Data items
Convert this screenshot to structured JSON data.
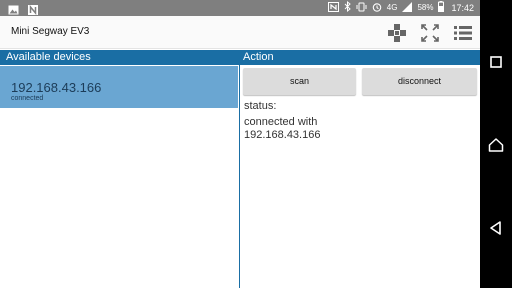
{
  "status_bar": {
    "icons_left": [
      "image-icon",
      "n-icon"
    ],
    "icons_right": [
      "nfc-icon",
      "bluetooth-icon",
      "vibrate-icon",
      "alarm-icon"
    ],
    "network": "4G",
    "battery": "58%",
    "time": "17:42"
  },
  "app": {
    "title": "Mini Segway EV3",
    "actions": [
      "gamepad-icon",
      "fullscreen-icon",
      "list-icon"
    ]
  },
  "devices": {
    "header": "Available devices",
    "items": [
      {
        "ip": "192.168.43.166",
        "status": "connected"
      }
    ]
  },
  "action": {
    "header": "Action",
    "scan_label": "scan",
    "disconnect_label": "disconnect",
    "status_label": "status:",
    "status_text": "connected with\n192.168.43.166"
  },
  "colors": {
    "accent": "#1a6ea4",
    "selected_item": "#6aa6d2",
    "status_bar": "#7f7f7f"
  }
}
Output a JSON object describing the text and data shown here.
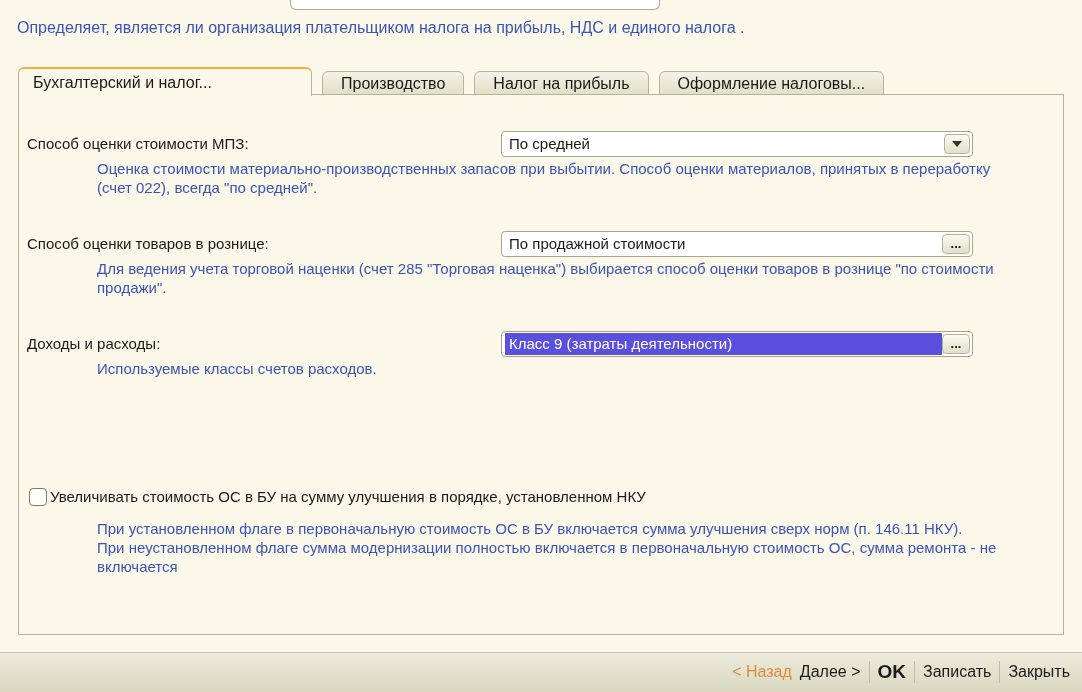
{
  "description": "Определяет, является ли организация плательщиком налога на прибыль, НДС и единого налога .",
  "tabs": [
    {
      "label": "Бухгалтерский  и налог...",
      "selected": true
    },
    {
      "label": "Производство",
      "selected": false
    },
    {
      "label": "Налог на прибыль",
      "selected": false
    },
    {
      "label": "Оформление налоговы...",
      "selected": false
    }
  ],
  "fields": [
    {
      "label": "Способ оценки стоимости МПЗ:",
      "value": "По средней",
      "kind": "dropdown",
      "highlighted": false,
      "hint": "Оценка стоимости материально-производственных запасов при выбытии. Способ оценки материалов, принятых в переработку (счет 022), всегда \"по средней\"."
    },
    {
      "label": "Способ оценки товаров в рознице:",
      "value": "По продажной стоимости",
      "kind": "choice",
      "button": "...",
      "highlighted": false,
      "hint": "Для ведения учета торговой наценки (счет 285 \"Торговая наценка\") выбирается способ оценки товаров в рознице \"по стоимости продажи\"."
    },
    {
      "label": "Доходы и расходы:",
      "value": "Класс 9 (затраты деятельности)",
      "kind": "choice",
      "button": "...",
      "highlighted": true,
      "hint": "Используемые классы счетов расходов."
    }
  ],
  "checkbox": {
    "label": "Увеличивать стоимость ОС в БУ на сумму улучшения в порядке, установленном НКУ",
    "checked": false,
    "hints": [
      "При установленном флаге в первоначальную стоимость ОС в БУ включается сумма улучшения сверх норм (п. 146.11 НКУ).",
      "При неустановленном флаге сумма модернизации полностью включается в первоначальную стоимость ОС, сумма ремонта - не включается"
    ]
  },
  "buttons": [
    {
      "label": "< Назад",
      "disabled": true,
      "bold": false
    },
    {
      "label": "Далее >",
      "disabled": false,
      "bold": false
    },
    {
      "label": "OK",
      "disabled": false,
      "bold": true
    },
    {
      "label": "Записать",
      "disabled": false,
      "bold": false
    },
    {
      "label": "Закрыть",
      "disabled": false,
      "bold": false
    }
  ]
}
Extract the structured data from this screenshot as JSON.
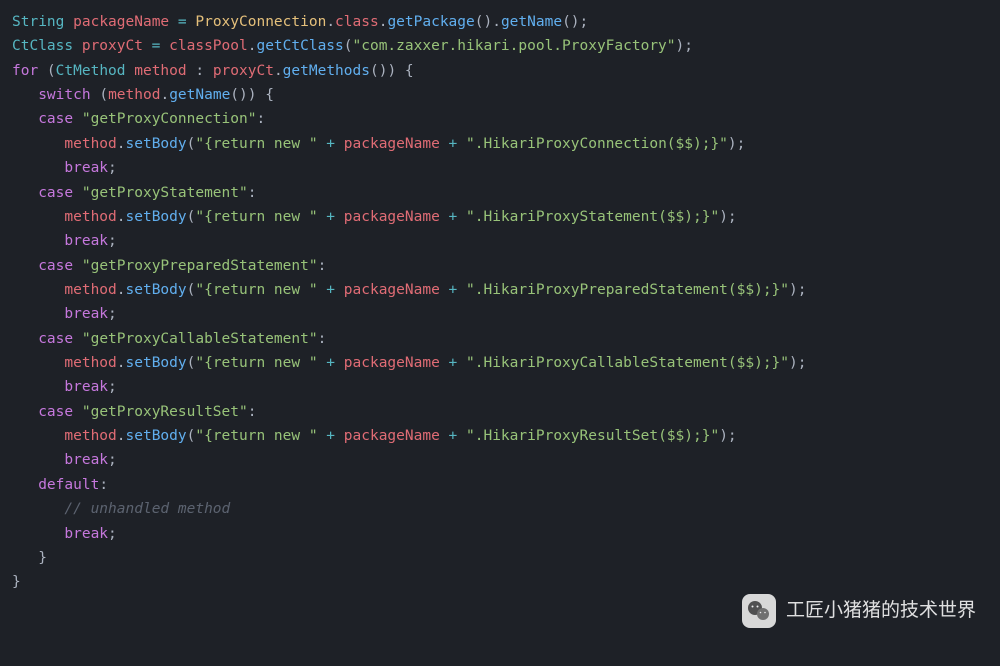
{
  "code": {
    "l1_type1": "String",
    "l1_var1": "packageName",
    "l1_eq": " = ",
    "l1_class": "ProxyConnection",
    "l1_dot1": ".",
    "l1_prop": "class",
    "l1_dot2": ".",
    "l1_m1": "getPackage",
    "l1_p1": "().",
    "l1_m2": "getName",
    "l1_p2": "();",
    "l2_type": "CtClass",
    "l2_var": "proxyCt",
    "l2_eq": " = ",
    "l2_var2": "classPool",
    "l2_dot": ".",
    "l2_m": "getCtClass",
    "l2_p1": "(",
    "l2_str": "\"com.zaxxer.hikari.pool.ProxyFactory\"",
    "l2_p2": ");",
    "l3_for": "for",
    "l3_p1": " (",
    "l3_type": "CtMethod",
    "l3_var1": " method",
    "l3_colon": " : ",
    "l3_var2": "proxyCt",
    "l3_dot": ".",
    "l3_m": "getMethods",
    "l3_p2": "()) {",
    "l4_sw": "switch",
    "l4_p1": " (",
    "l4_var": "method",
    "l4_dot": ".",
    "l4_m": "getName",
    "l4_p2": "()) {",
    "case1_kw": "case",
    "case1_str": "\"getProxyConnection\"",
    "case1_colon": ":",
    "body_var": "method",
    "body_dot": ".",
    "body_m": "setBody",
    "body_p1": "(",
    "body_str1": "\"{return new \"",
    "body_plus1": " + ",
    "body_pkg": "packageName",
    "body_plus2": " + ",
    "body1_str2": "\".HikariProxyConnection($$);}\"",
    "body_p2": ");",
    "break_kw": "break",
    "break_semi": ";",
    "case2_str": "\"getProxyStatement\"",
    "body2_str2": "\".HikariProxyStatement($$);}\"",
    "case3_str": "\"getProxyPreparedStatement\"",
    "body3_str2": "\".HikariProxyPreparedStatement($$);}\"",
    "case4_str": "\"getProxyCallableStatement\"",
    "body4_str2": "\".HikariProxyCallableStatement($$);}\"",
    "case5_str": "\"getProxyResultSet\"",
    "body5_str2": "\".HikariProxyResultSet($$);}\"",
    "default_kw": "default",
    "default_colon": ":",
    "comment": "// unhandled method",
    "close_brace": "}"
  },
  "watermark": {
    "text": "工匠小猪猪的技术世界"
  }
}
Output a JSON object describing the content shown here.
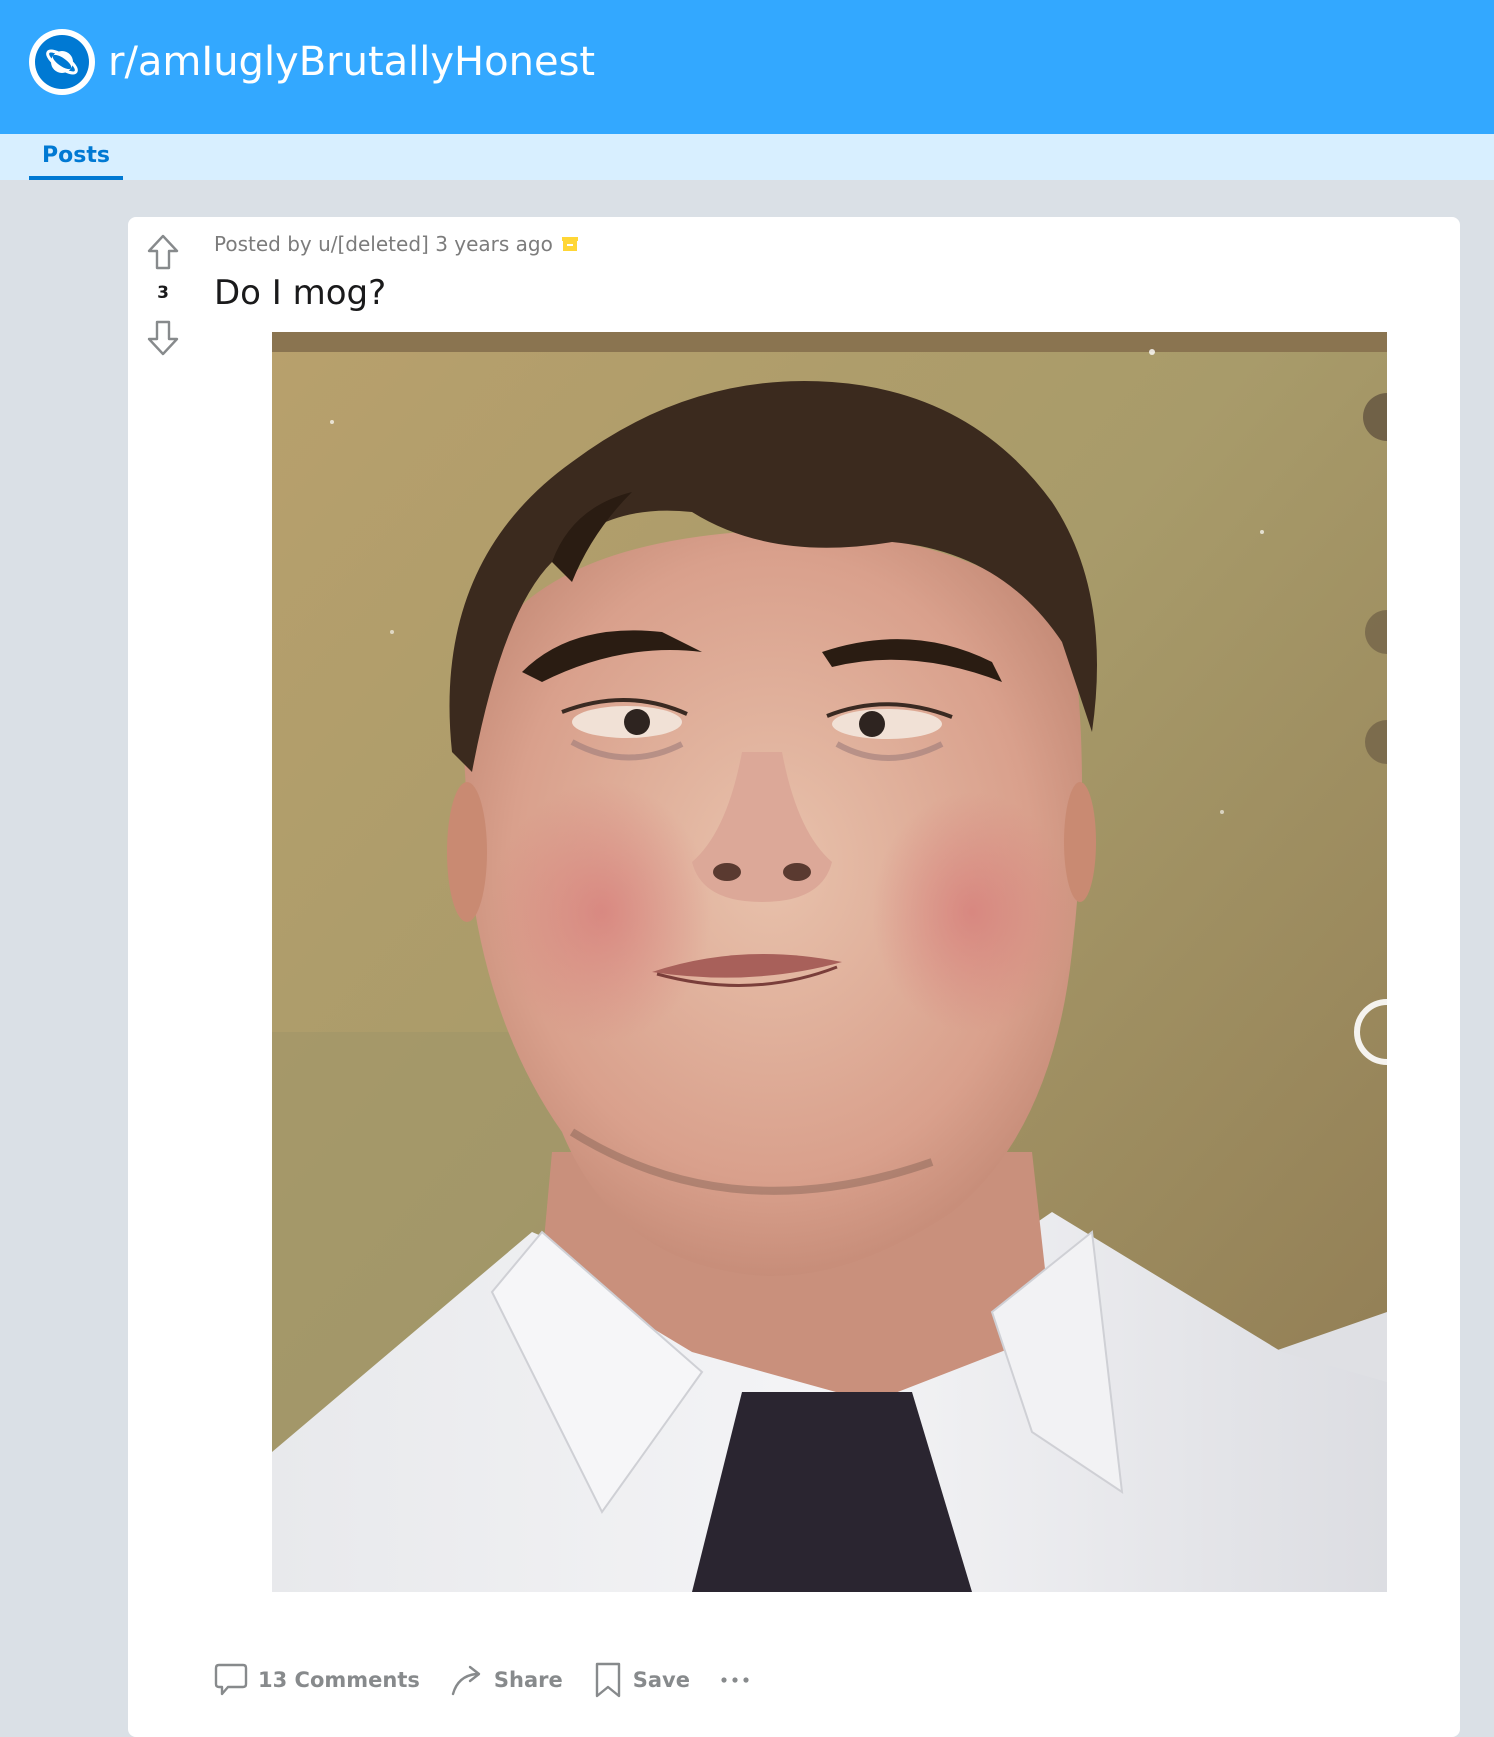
{
  "subreddit": {
    "name": "r/amIuglyBrutallyHonest",
    "icon": "planet-icon"
  },
  "tabs": [
    {
      "label": "Posts",
      "active": true
    }
  ],
  "post": {
    "score": "3",
    "posted_by_prefix": "Posted by",
    "author": "u/[deleted]",
    "age": "3 years ago",
    "archived_icon": "archive-icon",
    "title": "Do I mog?",
    "image": "selfie-photo",
    "actions": {
      "comments": "13 Comments",
      "share": "Share",
      "save": "Save"
    }
  },
  "colors": {
    "header": "#33a8ff",
    "tabbar": "#d8efff",
    "accent": "#0079d3",
    "page_bg": "#dae0e6",
    "archive": "#ffd635"
  }
}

* _Stated task_
Above are some records. Report the number of their lines that include "here", and add nothing else.

* _Output for this task_
2